Task prompt: Identify and reproduce every line holding the string "ページ番号".

Extracted entries:
Begin

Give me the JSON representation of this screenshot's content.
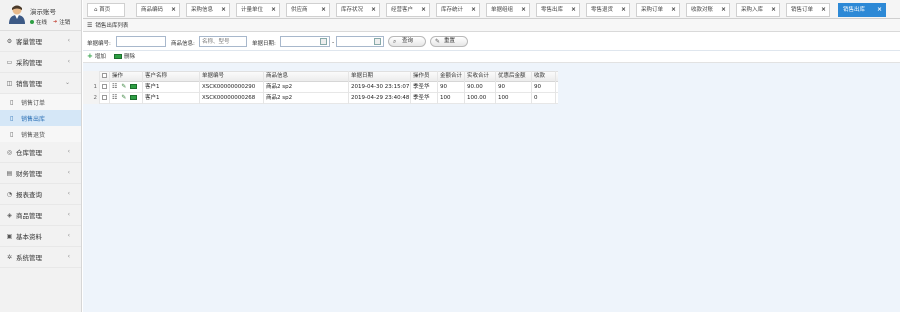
{
  "user": {
    "name": "演示账号",
    "status": "在线",
    "logout": "注销"
  },
  "sidebar": {
    "items": [
      {
        "label": "客量管理",
        "icon": "gear-icon"
      },
      {
        "label": "采购管理",
        "icon": "cart-icon"
      },
      {
        "label": "销售管理",
        "icon": "sales-icon",
        "open": true,
        "children": [
          {
            "label": "销售订单",
            "active": false
          },
          {
            "label": "销售出库",
            "active": true
          },
          {
            "label": "销售退货",
            "active": false
          }
        ]
      },
      {
        "label": "仓库管理",
        "icon": "warehouse-icon"
      },
      {
        "label": "财务管理",
        "icon": "finance-icon"
      },
      {
        "label": "报表查询",
        "icon": "report-icon"
      },
      {
        "label": "商品管理",
        "icon": "goods-icon"
      },
      {
        "label": "基本资料",
        "icon": "data-icon"
      },
      {
        "label": "系统管理",
        "icon": "system-icon"
      }
    ]
  },
  "tabs": [
    {
      "label": "首页"
    },
    {
      "label": "商品编码"
    },
    {
      "label": "采购信息"
    },
    {
      "label": "计量单位"
    },
    {
      "label": "供应商"
    },
    {
      "label": "库存状况"
    },
    {
      "label": "经营客户"
    },
    {
      "label": "库存统计"
    },
    {
      "label": "单据组组"
    },
    {
      "label": "零售出库"
    },
    {
      "label": "零售退货"
    },
    {
      "label": "采购订单"
    },
    {
      "label": "收款对账"
    },
    {
      "label": "采购入库"
    },
    {
      "label": "销售订单"
    },
    {
      "label": "销售出库"
    }
  ],
  "panel": {
    "title": "销售出库列表"
  },
  "search": {
    "doc_label": "单据编号:",
    "product_label": "商品信息:",
    "product_placeholder": "名称、型号",
    "date_label": "单据日期:",
    "date_sep": "-",
    "query_label": "查询",
    "reset_label": "重置"
  },
  "toolbar": {
    "add_label": "增加",
    "delete_label": "删除"
  },
  "table": {
    "headers": [
      "",
      "",
      "操作",
      "客户名称",
      "单据编号",
      "商品信息",
      "单据日期",
      "操作员",
      "金额合计",
      "实收合计",
      "优惠后金额",
      "收款"
    ],
    "rows": [
      {
        "num": "1",
        "customer": "客户1",
        "doc": "XSCK00000000290",
        "product": "商品2 sp2",
        "date": "2019-04-30 23:15:07",
        "operator": "季圣华",
        "total": "90",
        "received": "90.00",
        "after_discount": "90",
        "paid": "90"
      },
      {
        "num": "2",
        "customer": "客户1",
        "doc": "XSCK00000000268",
        "product": "商品2 sp2",
        "date": "2019-04-29 23:40:48",
        "operator": "季圣华",
        "total": "100",
        "received": "100.00",
        "after_discount": "100",
        "paid": "0"
      }
    ]
  },
  "colors": {
    "accent": "#2d89d6",
    "active_sub": "#d5e7f7",
    "content_bg": "#eef4fb"
  }
}
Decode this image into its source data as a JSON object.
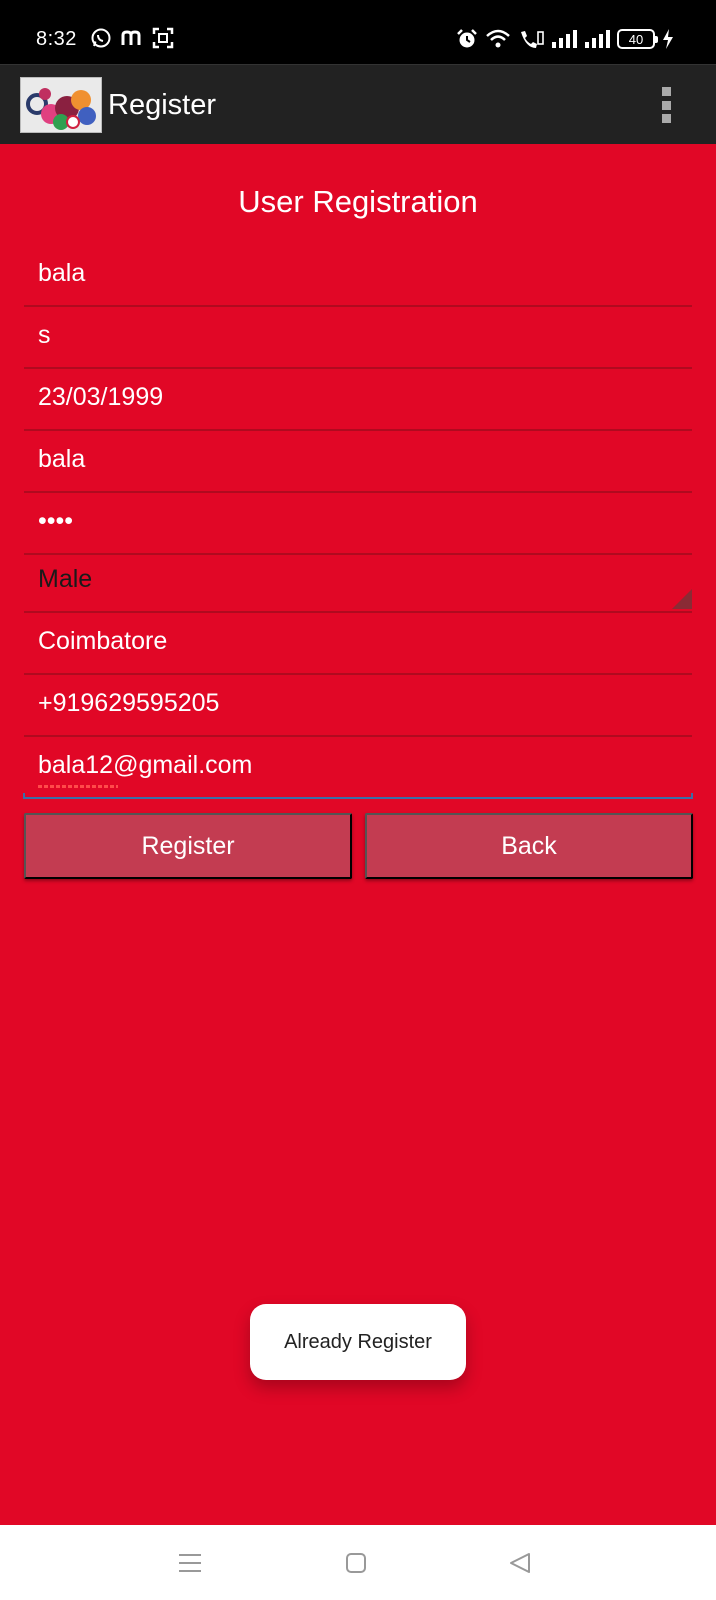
{
  "status_bar": {
    "time": "8:32",
    "battery": "40",
    "icons": [
      "whatsapp-icon",
      "m-app-icon",
      "scan-icon",
      "alarm-icon",
      "wifi-icon",
      "wifi-calling-icon",
      "signal-icon",
      "signal-icon",
      "battery-icon",
      "charging-icon"
    ]
  },
  "action_bar": {
    "title": "Register",
    "logo": "app-logo-image",
    "menu_icon": "overflow-menu-icon"
  },
  "form": {
    "title": "User Registration",
    "first_name": "bala",
    "last_name": "s",
    "dob": "23/03/1999",
    "username": "bala",
    "password": "••••",
    "gender": "Male",
    "city": "Coimbatore",
    "phone": "+919629595205",
    "email": "bala12@gmail.com"
  },
  "buttons": {
    "register": "Register",
    "back": "Back"
  },
  "toast": {
    "message": "Already Register"
  },
  "nav_bar": {
    "icons": [
      "recents-menu-icon",
      "home-icon",
      "back-icon"
    ]
  },
  "colors": {
    "background": "#e10726",
    "button": "#c33c51",
    "action_bar": "#222222",
    "status_bar": "#000000"
  }
}
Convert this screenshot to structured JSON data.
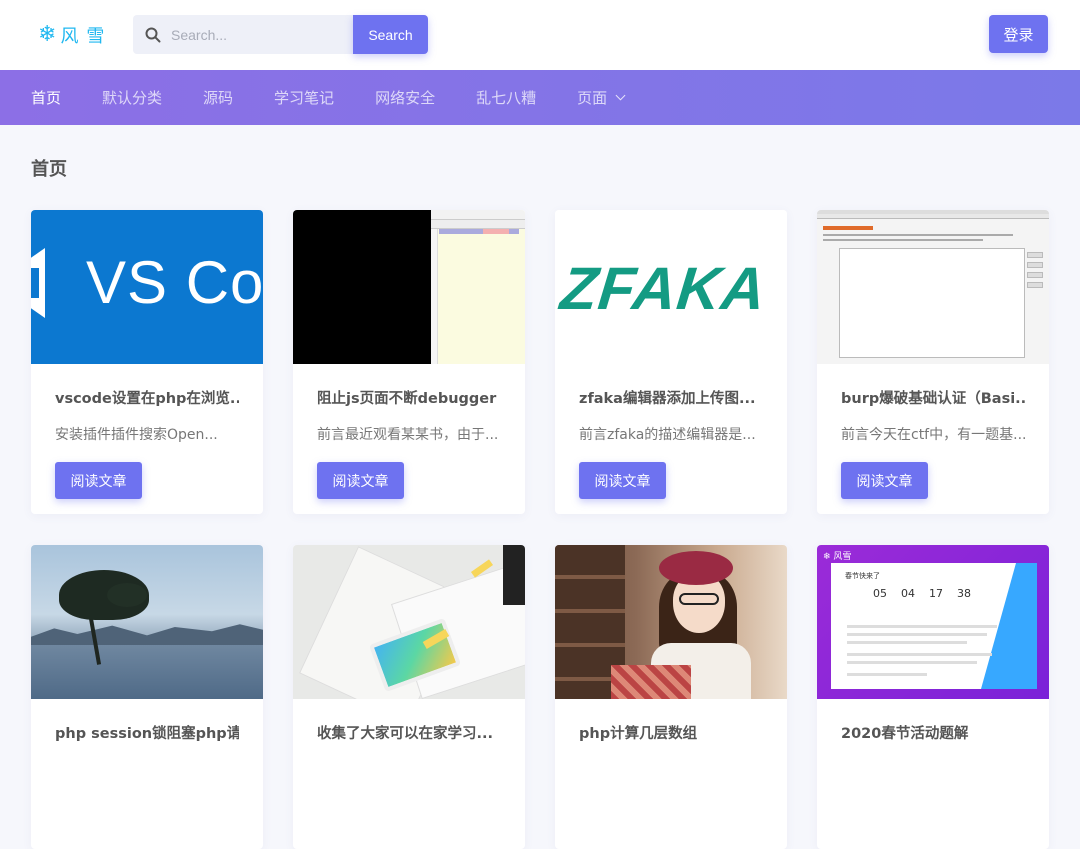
{
  "brand": {
    "logo_icon": "snowflake-icon",
    "logo_text": "风雪",
    "accent": "#6e72f0"
  },
  "search": {
    "placeholder": "Search...",
    "button_label": "Search"
  },
  "header": {
    "login_label": "登录"
  },
  "nav": {
    "items": [
      {
        "label": "首页",
        "active": true
      },
      {
        "label": "默认分类"
      },
      {
        "label": "源码"
      },
      {
        "label": "学习笔记"
      },
      {
        "label": "网络安全"
      },
      {
        "label": "乱七八糟"
      },
      {
        "label": "页面",
        "has_dropdown": true
      }
    ]
  },
  "page": {
    "title": "首页"
  },
  "posts": [
    {
      "title": "vscode设置在php在浏览...",
      "excerpt": "安装插件插件搜索Open...",
      "button": "阅读文章",
      "thumb_text": "VS Co"
    },
    {
      "title": "阻止js页面不断debugger",
      "excerpt": "前言最近观看某某书，由于...",
      "button": "阅读文章"
    },
    {
      "title": "zfaka编辑器添加上传图...",
      "excerpt": "前言zfaka的描述编辑器是...",
      "button": "阅读文章",
      "thumb_text": "ZFAKA"
    },
    {
      "title": "burp爆破基础认证（Basi...",
      "excerpt": "前言今天在ctf中，有一题基...",
      "button": "阅读文章"
    },
    {
      "title": "php session锁阻塞php请..."
    },
    {
      "title": "收集了大家可以在家学习..."
    },
    {
      "title": "php计算几层数组"
    },
    {
      "title": "2020春节活动题解",
      "thumb_heading": "春节快来了",
      "thumb_countdown": [
        "05",
        "04",
        "17",
        "38"
      ],
      "thumb_logo": "❄ 风雪"
    }
  ]
}
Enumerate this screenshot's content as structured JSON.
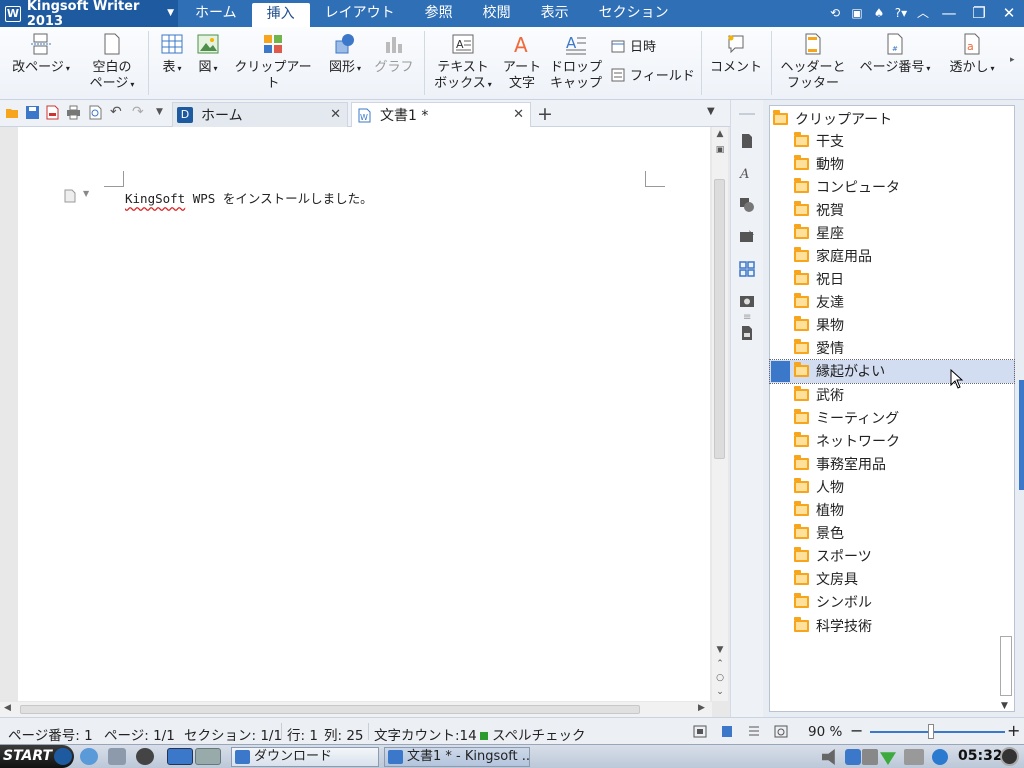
{
  "app": {
    "title": "Kingsoft Writer 2013",
    "logo_letter": "W",
    "menu_tabs": [
      "ホーム",
      "挿入",
      "レイアウト",
      "参照",
      "校閲",
      "表示",
      "セクション"
    ],
    "active_tab": "挿入"
  },
  "ribbon": {
    "page_break": "改ページ",
    "blank_page_line1": "空白の",
    "blank_page_line2": "ページ",
    "table": "表",
    "picture": "図",
    "clipart": "クリップアート",
    "shapes": "図形",
    "chart": "グラフ",
    "textbox_line1": "テキスト",
    "textbox_line2": "ボックス",
    "wordart_line1": "アート",
    "wordart_line2": "文字",
    "dropcap_line1": "ドロップ",
    "dropcap_line2": "キャップ",
    "datetime": "日時",
    "field": "フィールド",
    "comment": "コメント",
    "header_footer_line1": "ヘッダーと",
    "header_footer_line2": "フッター",
    "page_number": "ページ番号",
    "watermark": "透かし"
  },
  "tabs": {
    "home_tab": "ホーム",
    "doc_tab": "文書1 *"
  },
  "document": {
    "text_spellcheck": "KingSoft",
    "text_rest": " WPS をインストールしました。"
  },
  "clipart_panel": {
    "root": "クリップアート",
    "items": [
      "干支",
      "動物",
      "コンピュータ",
      "祝賀",
      "星座",
      "家庭用品",
      "祝日",
      "友達",
      "果物",
      "愛情",
      "縁起がよい",
      "武術",
      "ミーティング",
      "ネットワーク",
      "事務室用品",
      "人物",
      "植物",
      "景色",
      "スポーツ",
      "文房具",
      "シンボル",
      "科学技術"
    ],
    "selected": "縁起がよい"
  },
  "status": {
    "page_number": "ページ番号: 1",
    "page": "ページ: 1/1",
    "section": "セクション: 1/1",
    "row": "行: 1",
    "col": "列: 25",
    "char_count": "文字カウント:14",
    "spell_check": "スペルチェック",
    "zoom": "90 %",
    "zoom_fraction": 0.45
  },
  "taskbar": {
    "start": "START",
    "task_download": "ダウンロード",
    "task_writer": "文書1 * - Kingsoft ...",
    "clock": "05:32"
  },
  "colors": {
    "accent": "#2f6fb6",
    "folder": "#f7a51c",
    "selection": "#d2ddf1"
  }
}
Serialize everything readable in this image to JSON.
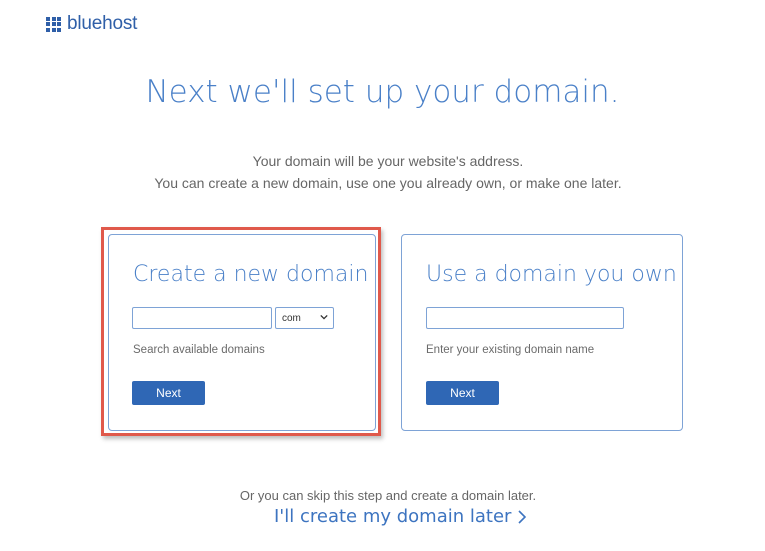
{
  "brand": {
    "name": "bluehost"
  },
  "page": {
    "title": "Next we'll set up your domain.",
    "subtitle_line1": "Your domain will be your website's address.",
    "subtitle_line2": "You can create a new domain, use one you already own, or make one later."
  },
  "create_domain": {
    "heading": "Create a new domain",
    "input_value": "",
    "tld_selected": "com",
    "helper": "Search available domains",
    "button_label": "Next"
  },
  "own_domain": {
    "heading": "Use a domain you own",
    "input_value": "",
    "helper": "Enter your existing domain name",
    "button_label": "Next"
  },
  "footer": {
    "skip_text": "Or you can skip this step and create a domain later.",
    "later_link": "I'll create my domain later"
  },
  "colors": {
    "brand_blue": "#2f5fa8",
    "title_blue": "#4a80c8",
    "button_blue": "#2f67b5",
    "highlight_red": "#e0594b"
  },
  "icons": [
    "logo-grid-icon",
    "chevron-down-icon",
    "chevron-right-icon"
  ]
}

End

Final answer:
    "page_number": "ページ番号",
    "page_number": "ページ番号: 1",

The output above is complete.